Stated exercise
Find every line in the records below that holds the word "screenshot" and copy it.

Extracted records:
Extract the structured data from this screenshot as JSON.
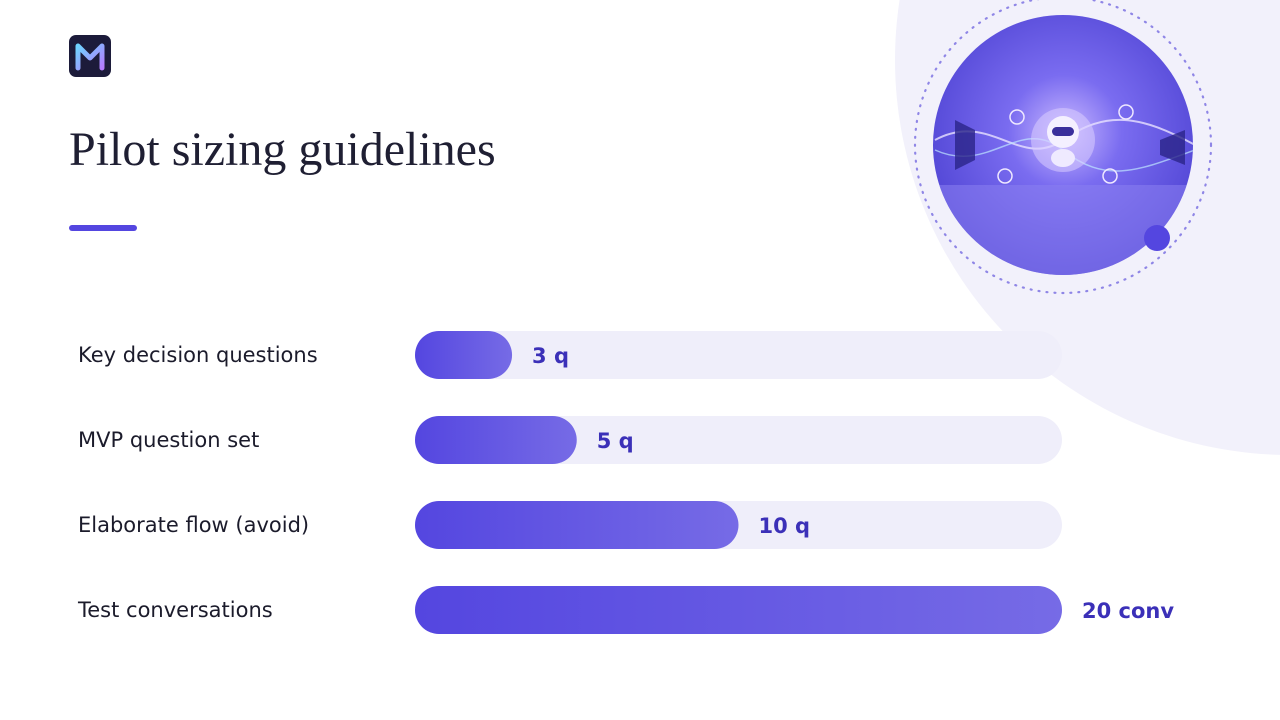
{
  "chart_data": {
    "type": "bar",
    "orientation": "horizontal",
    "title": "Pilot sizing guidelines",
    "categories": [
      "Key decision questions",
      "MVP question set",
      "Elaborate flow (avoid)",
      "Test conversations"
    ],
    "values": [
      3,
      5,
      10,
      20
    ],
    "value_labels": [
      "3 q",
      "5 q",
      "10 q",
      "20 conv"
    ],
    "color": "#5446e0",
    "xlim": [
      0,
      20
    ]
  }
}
--
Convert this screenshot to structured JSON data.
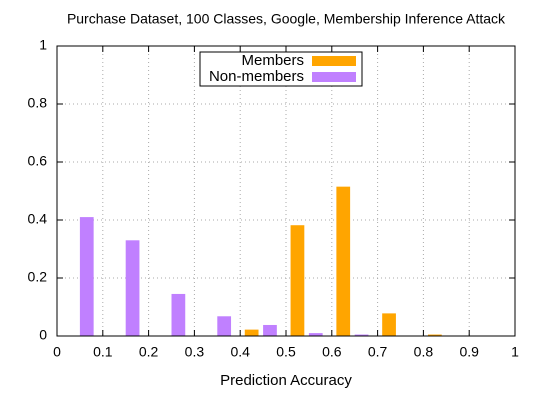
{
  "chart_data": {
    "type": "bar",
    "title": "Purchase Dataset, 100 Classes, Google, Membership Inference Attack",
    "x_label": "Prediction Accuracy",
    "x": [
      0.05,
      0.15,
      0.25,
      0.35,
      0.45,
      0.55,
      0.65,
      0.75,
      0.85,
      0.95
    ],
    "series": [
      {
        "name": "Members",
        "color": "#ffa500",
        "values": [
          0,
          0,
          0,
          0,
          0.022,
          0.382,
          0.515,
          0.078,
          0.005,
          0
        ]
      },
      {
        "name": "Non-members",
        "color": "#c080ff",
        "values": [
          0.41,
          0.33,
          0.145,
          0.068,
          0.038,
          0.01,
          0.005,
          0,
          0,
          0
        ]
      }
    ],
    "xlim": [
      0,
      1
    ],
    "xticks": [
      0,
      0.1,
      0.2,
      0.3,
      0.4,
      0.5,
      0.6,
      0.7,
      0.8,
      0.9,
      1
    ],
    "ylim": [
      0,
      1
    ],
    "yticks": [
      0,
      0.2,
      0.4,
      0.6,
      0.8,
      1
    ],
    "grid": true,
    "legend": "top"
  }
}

Solution to the problem
Extract the structured data from this screenshot as JSON.
Convert this screenshot to structured JSON data.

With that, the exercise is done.